:: Data to use

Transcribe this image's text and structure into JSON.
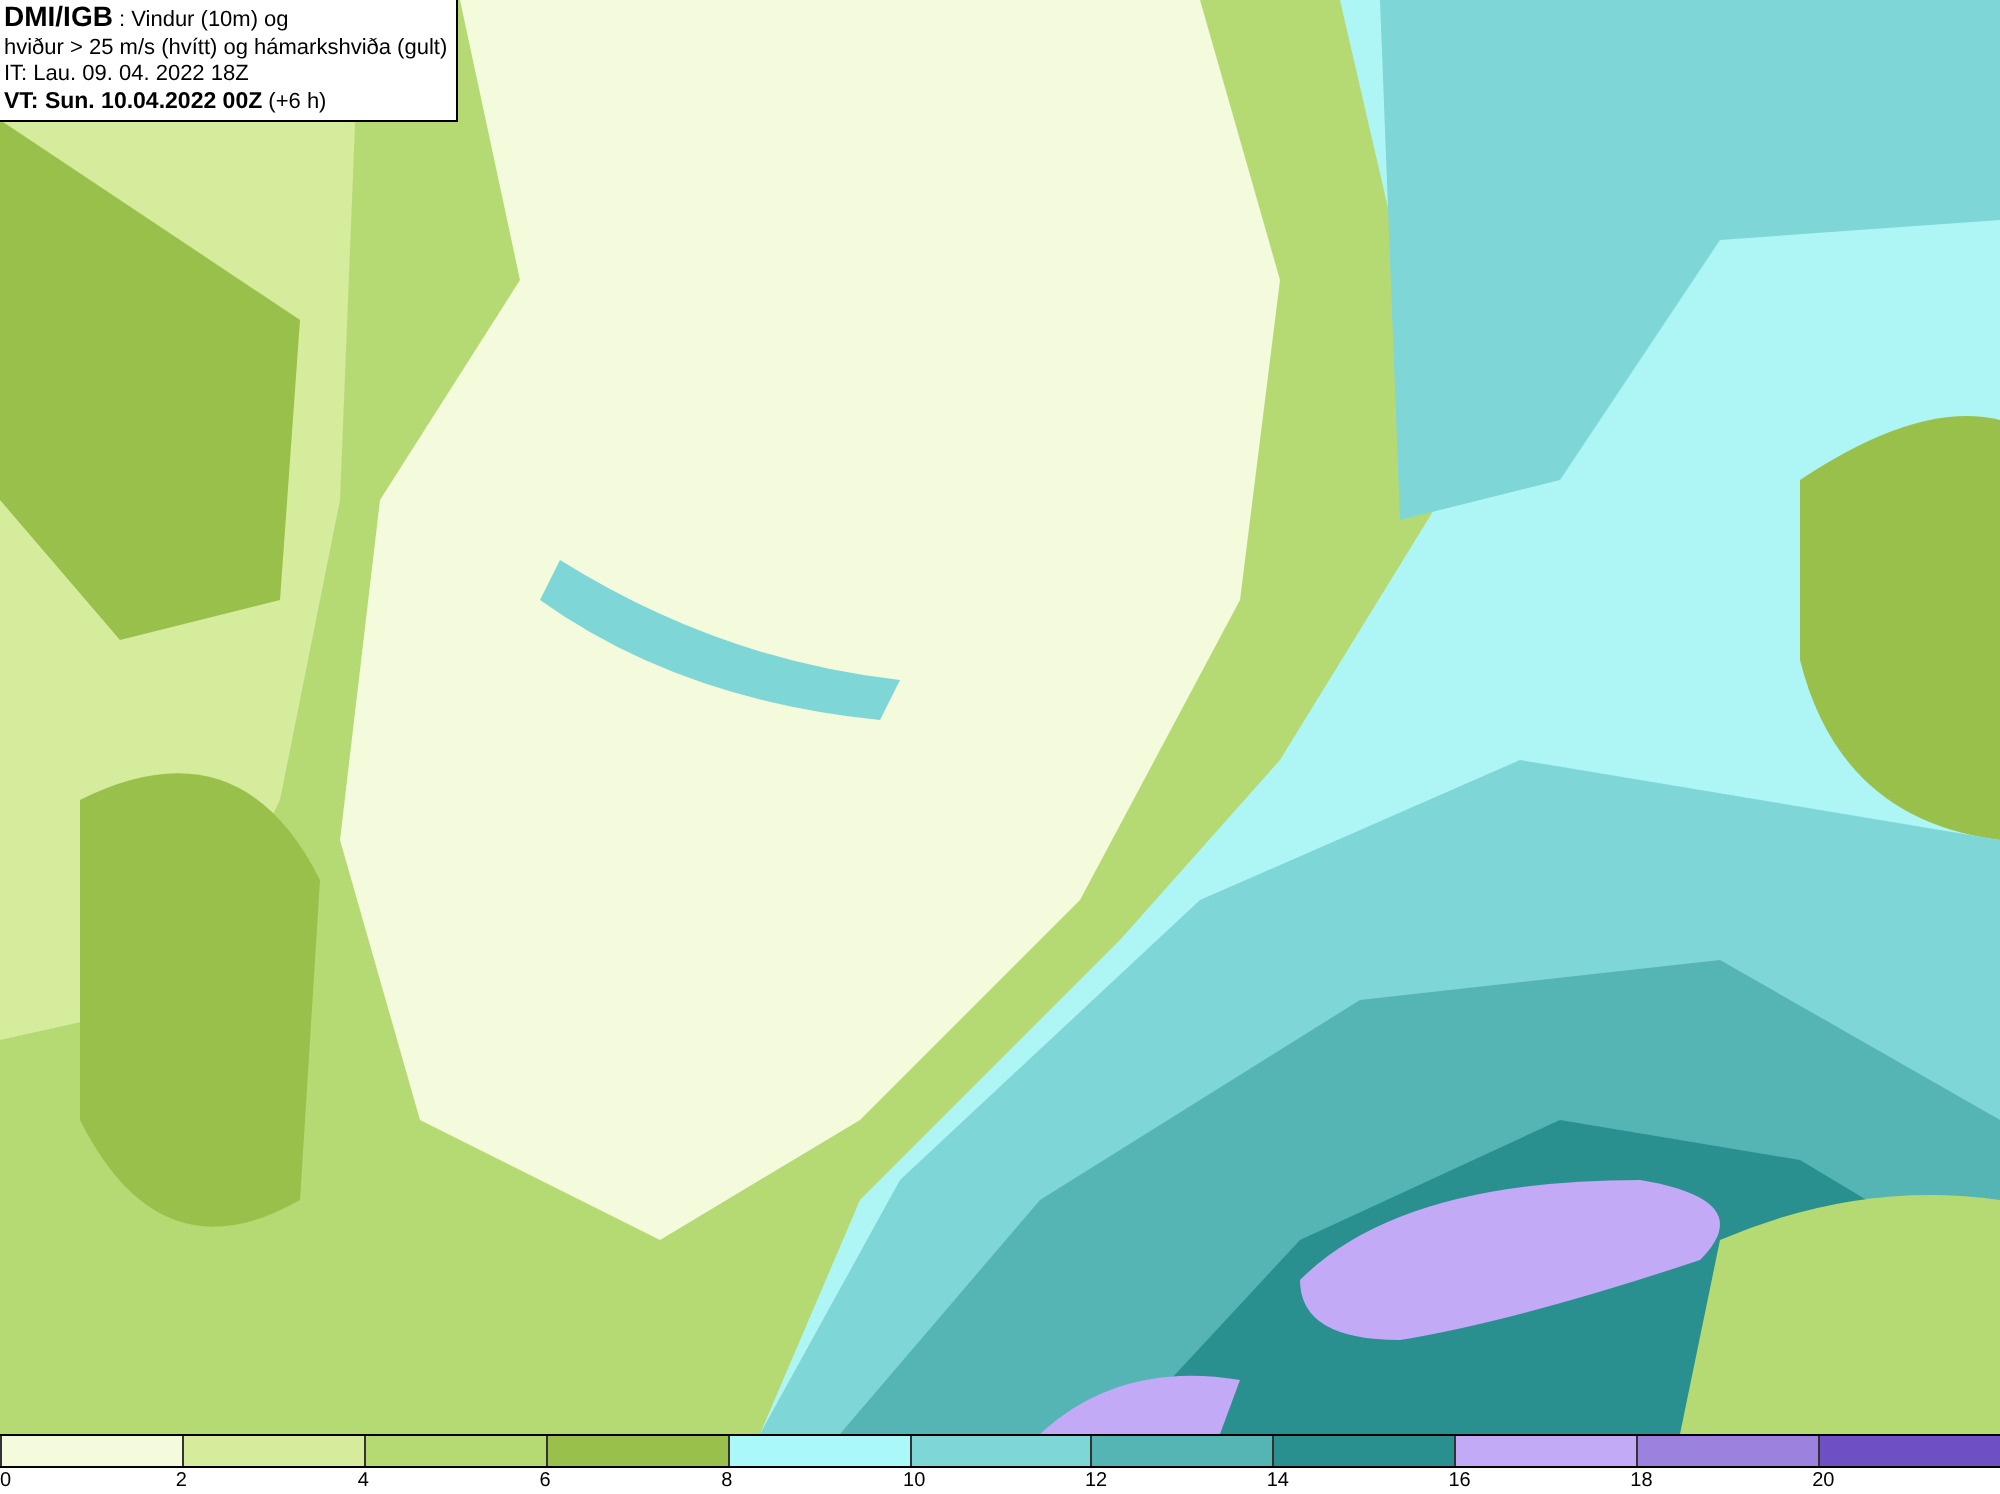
{
  "info_box": {
    "lines": [
      "**DMI/IGB** : Vindur (10m) og",
      "hviður > 25 m/s (hvítt) og hámarkshviða (gult)",
      "IT: Lau. 09. 04. 2022 18Z",
      "**VT: Sun. 10.04.2022 00Z** (+6 h)"
    ]
  },
  "legend": {
    "bins": [
      {
        "color": "#f4fbdc",
        "label": "0"
      },
      {
        "color": "#d4ec9c",
        "label": "2"
      },
      {
        "color": "#b5da74",
        "label": "4"
      },
      {
        "color": "#99c04a",
        "label": "6"
      },
      {
        "color": "#aaf8f8",
        "label": "8"
      },
      {
        "color": "#7ed6d6",
        "label": "10"
      },
      {
        "color": "#55b4b4",
        "label": "12"
      },
      {
        "color": "#2a8f8f",
        "label": "14"
      },
      {
        "color": "#c2aaf6",
        "label": "16"
      },
      {
        "color": "#9a82de",
        "label": "18"
      },
      {
        "color": "#6f4fc4",
        "label": "20"
      }
    ]
  }
}
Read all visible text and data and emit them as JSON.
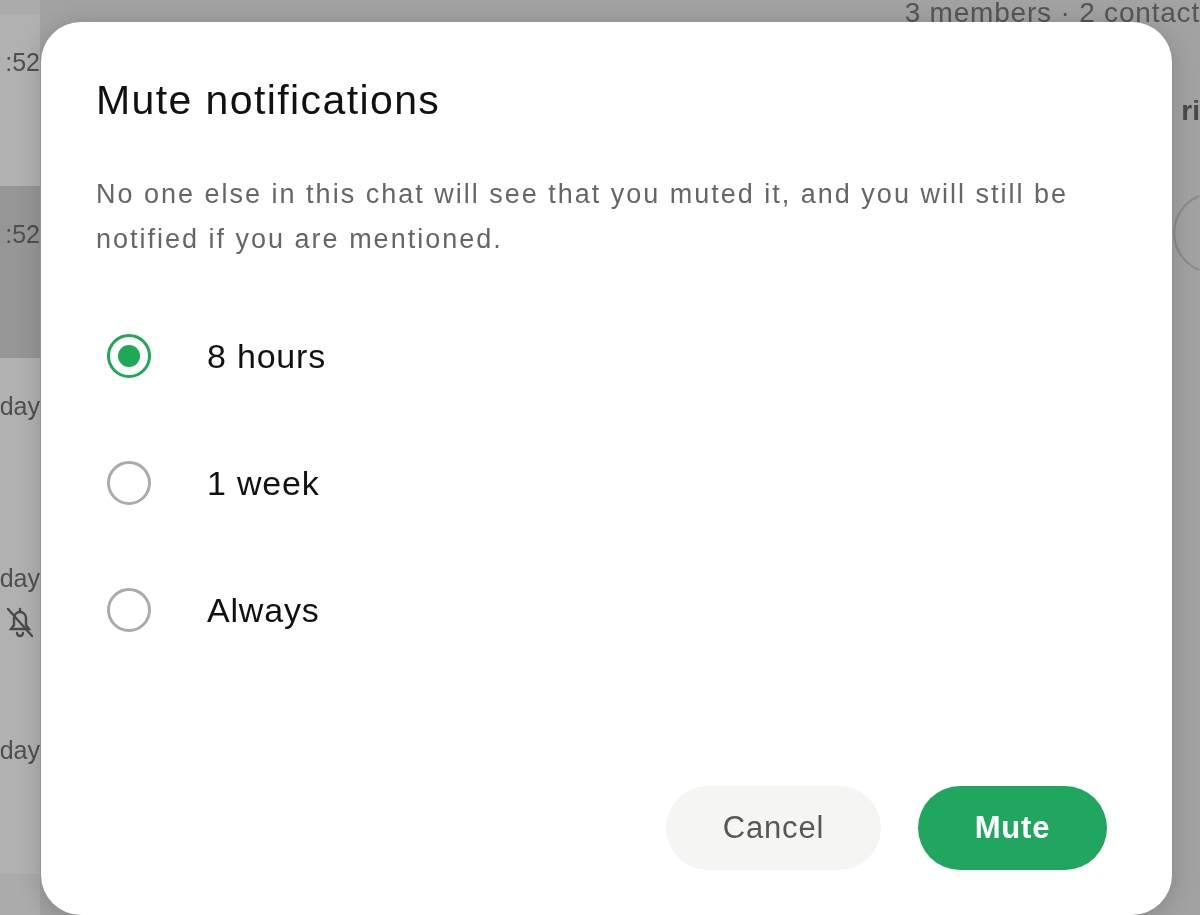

::::

*Task brief*
Will you restate every entry word for word and omit the images?

*In response*
Transcribe this image's text and structure into JSON.
{
  "info_box": {
    "lines": [
      "**DMI/IGB** : Vindur (10m) og",
      "hviður > 25 m/s (hvítt) og hámarkshviða (gult)",
      "IT: Lau. 09. 04. 2022 18Z",
      "**VT: Sun. 10.04.2022 00Z** (+6 h)"
    ]
  },
  "legend": {
    "bins": [
      {
        "color": "#f4fbdc",
        "label": "0"
      },
      {
        "color": "#d4ec9c",
        "label": "2"
      },
      {
        "color": "#b5da74",
        "label": "4"
      },
      {
        "color": "#99c04a",
        "label": "6"
      },
      {
        "color": "#aaf8f8",
        "label": "8"
      },
      {
        "color": "#7ed6d6",
        "label": "10"
      },
      {
        "color": "#55b4b4",
        "label": "12"
      },
      {
        "color": "#2a8f8f",
        "label": "14"
      },
      {
        "color": "#c2aaf6",
        "label": "16"
      },
      {
        "color": "#9a82de",
        "label": "18"
      },
      {
        "color": "#6f4fc4",
        "label": "20"
      }
    ]
  }
}
Read all visible text and data and emit them as JSON.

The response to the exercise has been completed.